## [INSTRUCTIONS FOR THE TASK]
Provide nothing but the number of lines containing the string "完成指标值".

## [MATERIAL SHOWN]
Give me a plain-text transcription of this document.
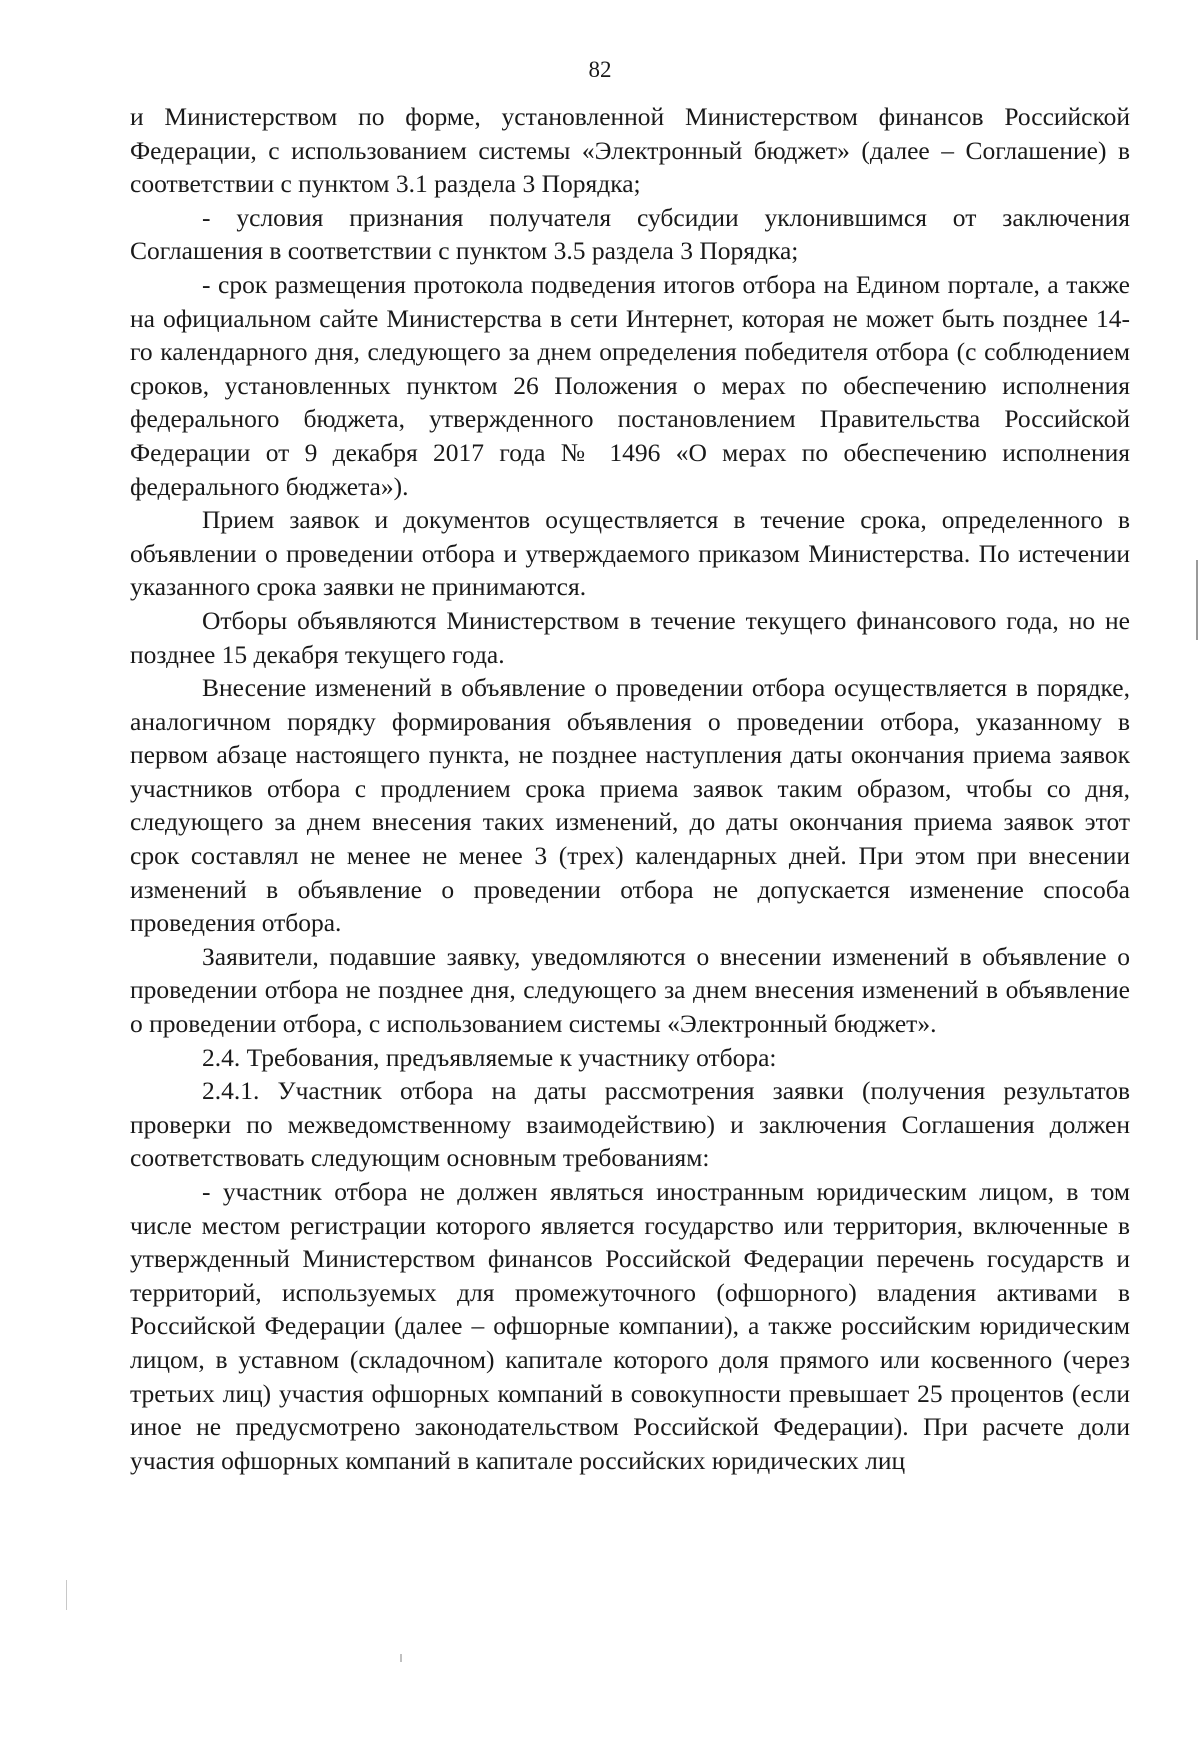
82

и Министерством по форме, установленной Министерством финансов Российской Федерации, с использованием системы «Электронный бюджет» (далее – Соглашение) в соответствии с пунктом 3.1 раздела 3 Порядка;

- условия признания получателя субсидии уклонившимся от заключения Соглашения в соответствии с пунктом 3.5 раздела 3 Порядка;

- срок размещения протокола подведения итогов отбора на Едином портале, а также на официальном сайте Министерства в сети Интернет, которая не может быть позднее 14-го календарного дня, следующего за днем определения победителя отбора (с соблюдением сроков, установленных пунктом 26 Положения о мерах по обеспечению исполнения федерального бюджета, утвержденного постановлением Правительства Российской Федерации от 9 декабря 2017 года № 1496 «О мерах по обеспечению исполнения федерального бюджета»).

Прием заявок и документов осуществляется в течение срока, определенного в объявлении о проведении отбора и утверждаемого приказом Министерства. По истечении указанного срока заявки не принимаются.

Отборы объявляются Министерством в течение текущего финансового года, но не позднее 15 декабря текущего года.

Внесение изменений в объявление о проведении отбора осуществляется в порядке, аналогичном порядку формирования объявления о проведении отбора, указанному в первом абзаце настоящего пункта, не позднее наступления даты окончания приема заявок участников отбора с продлением срока приема заявок таким образом, чтобы со дня, следующего за днем внесения таких изменений, до даты окончания приема заявок этот срок составлял не менее не менее 3 (трех) календарных дней. При этом при внесении изменений в объявление о проведении отбора не допускается изменение способа проведения отбора.

Заявители, подавшие заявку, уведомляются о внесении изменений в объявление о проведении отбора не позднее дня, следующего за днем внесения изменений в объявление о проведении отбора, с использованием системы «Электронный бюджет».

2.4. Требования, предъявляемые к участнику отбора:

2.4.1. Участник отбора на даты рассмотрения заявки (получения результатов проверки по межведомственному взаимодействию) и заключения Соглашения должен соответствовать следующим основным требованиям:

- участник отбора не должен являться иностранным юридическим лицом, в том числе местом регистрации которого является государство или территория, включенные в утвержденный Министерством финансов Российской Федерации перечень государств и территорий, используемых для промежуточного (офшорного) владения активами в Российской Федерации (далее – офшорные компании), а также российским юридическим лицом, в уставном (складочном) капитале которого доля прямого или косвенного (через третьих лиц) участия офшорных компаний в совокупности превышает 25 процентов (если иное не предусмотрено законодательством Российской Федерации). При расчете доли участия офшорных компаний в капитале российских юридических лиц
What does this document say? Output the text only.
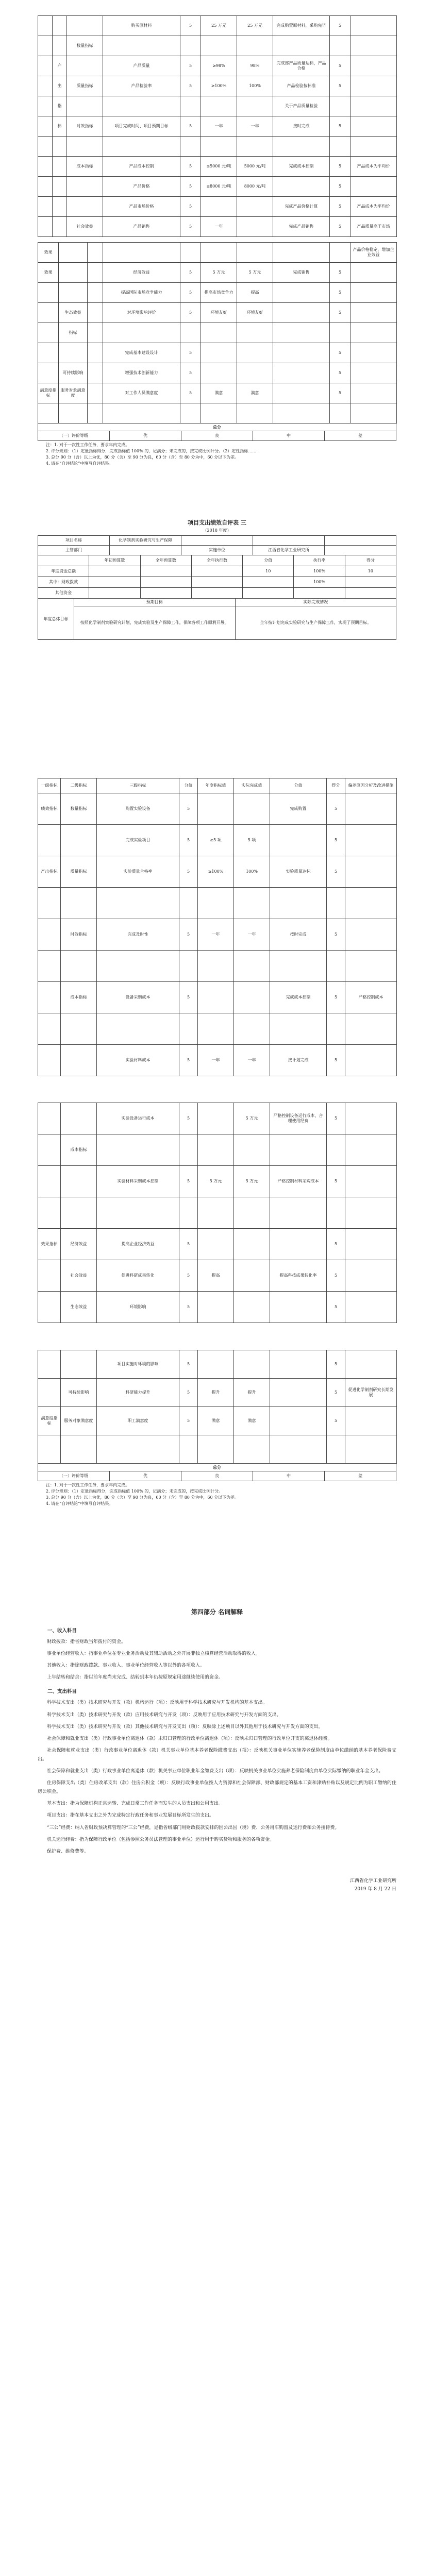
			购买原材料	5	25 万元	25 万元	完成购置原材料，采购完毕	5	
		数量指标							
	产		产品质量	5	≥98%	98%	完成部产品质量达标，产品合格	5	
	出	质量指标	产品检验率	5	≥100%	100%	产品检验按标准	5	
	指						关于产品质量检验		
	标	时效指标	项目完成时间、项目预期目标	5	一年	一年	按时完成	5	

		成本指标	产品成本控制	5	≤5000 元/吨	5000 元/吨	完成成本控制	5	产品成本为平均价
			产品价格	5	≤8000 元/吨	8000 元/吨		5	
			产品市场价格	5			完成产品价格计算	5	产品成本为平均价
		社会效益	产品销售	5	一年		完成产品销售	5	产品质量高于市场
效果									产品价格稳定，增加企业效益
效果			经济效益	5	5 万元	5 万元	完成销售	5	
			提高国际市场竞争能力	5	提高市场竞争力	提高		5	
	生态效益		对环境影响评价	5	环境友好	环境友好		5	
	指标								
			完成基本建设设计	5				5	
	可持续影响		增强技术创新能力	5				5	
满意度指标	服务对象满意度		对工作人员满意度	5	满意	满意		5	

总分
（一）评价等级	优	良	中	差

注：1. 对于一次性工作任务，要求年内完成。

2. 评分规则：（1）定量指标得分，完成指标值 100% 的，记满分；未完成的，按完成比例计分。（2）定性指标……

3. 总分 90 分（含）以上为优，80 分（含）至 90 分为良，60 分（含）至 80 分为中，60 分以下为差。

4. 请在“自评结论”中填写自评结果。

项目支出绩效自评表 三
（2018 年度）
项目名称	化学制剂实验研究与生产保障			
主管部门		实施单位	江西省化学工业研究所	
	年初预算数	全年预算数	全年执行数	分值	执行率	得分
年度资金总额				10	100%	10
其中：财政拨款					100%	
其他资金						
年度总体目标	预期目标	实际完成情况
	按照化学制剂实验研究计划，完成实验及生产保障工作，保障各项工作顺利开展。	全年按计划完成实验研究与生产保障工作，实现了预期目标。
一级指标	二级指标	三级指标	分值	年度指标值	实际完成值	分值	得分	偏差原因分析及改进措施
绩效指标	数量指标	购置实验设备	5			完成购置	5	
		完成实验项目	5	≥5 项	5 项		5	
产出指标	质量指标	实验质量合格率	5	≥100%	100%	实验质量达标	5	

	时效指标	完成及时性	5	一年	一年	按时完成	5	

	成本指标	设备采购成本	5			完成成本控制	5	严格控制成本

		实验材料成本	5	一年	一年	按计划完成	5	
		实验设备运行成本	5		5 万元	严格控制设备运行成本，合理使用经费	5	
	成本指标							
		实验材料采购成本控制	5	5 万元	5 万元	严格控制材料采购成本	5	

效果指标	经济效益	提高企业经济效益	5				5	
	社会效益	促进科研成果转化	5	提高		提高科技成果转化率	5	
	生态效益	环境影响	5				5	
		项目实施对环境的影响	5				5	
	可持续影响	科研能力提升	5	提升	提升		5	促进化学制剂研究长期发展
满意度指标	服务对象满意度	职工满意度	5	满意	满意		5	

总分
（一）评价等级	优	良	中	差

注：1. 对于一次性工作任务，要求年内完成。

2. 评分规则：（1）定量指标得分，完成指标值 100% 的，记满分；未完成的，按完成比例计分。

3. 总分 90 分（含）以上为优，80 分（含）至 90 分为良，60 分（含）至 80 分为中，60 分以下为差。

4. 请在“自评结论”中填写自评结果。

第四部分 名词解释
一、收入科目

财政拨款：指省财政当年拨付的资金。

事业单位经营收入：指事业单位在专业业务活动及其辅助活动之外开展非独立核算经营活动取得的收入。

其他收入：指除财政拨款、事业收入、事业单位经营收入等以外的各项收入。

上年结转和结余：指以前年度尚未完成、结转到本年仍按原规定用途继续使用的资金。

二、支出科目

科学技术支出（类）技术研究与开发（款）机构运行（项）：反映用于科学技术研究与开发机构的基本支出。

科学技术支出（类）技术研究与开发（款）应用技术研究与开发（项）：反映用于应用技术研究与开发方面的支出。

科学技术支出（类）技术研究与开发（款）其他技术研究与开发支出（项）：反映除上述项目以外其他用于技术研究与开发方面的支出。

社会保障和就业支出（类）行政事业单位离退休（款）未归口管理的行政单位离退休（项）：反映未归口管理的行政单位开支的离退休经费。

社会保障和就业支出（类）行政事业单位离退休（款）机关事业单位基本养老保险缴费支出（项）：反映机关事业单位实施养老保险制度由单位缴纳的基本养老保险费支出。

社会保障和就业支出（类）行政事业单位离退休（款）机关事业单位职业年金缴费支出（项）：反映机关事业单位实施养老保险制度由单位实际缴纳的职业年金支出。

住房保障支出（类）住房改革支出（款）住房公积金（项）：反映行政事业单位按人力资源和社会保障部、财政部规定的基本工资和津贴补贴以及规定比例为职工缴纳的住房公积金。

基本支出：指为保障机构正常运转、完成日常工作任务而发生的人员支出和公用支出。

项目支出：指在基本支出之外为完成特定行政任务和事业发展目标所发生的支出。

“三公”经费：纳入省财政预决算管理的“三公”经费，是指省级部门用财政拨款安排的因公出国（境）费、公务用车购置及运行费和公务接待费。

机关运行经费：指为保障行政单位（包括参照公务员法管理的事业单位）运行用于购买货物和服务的各项资金。

保护费、维修费等。

江西省化学工业研究所
2019 年 8 月 22 日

## [TASK RESPONSE]
2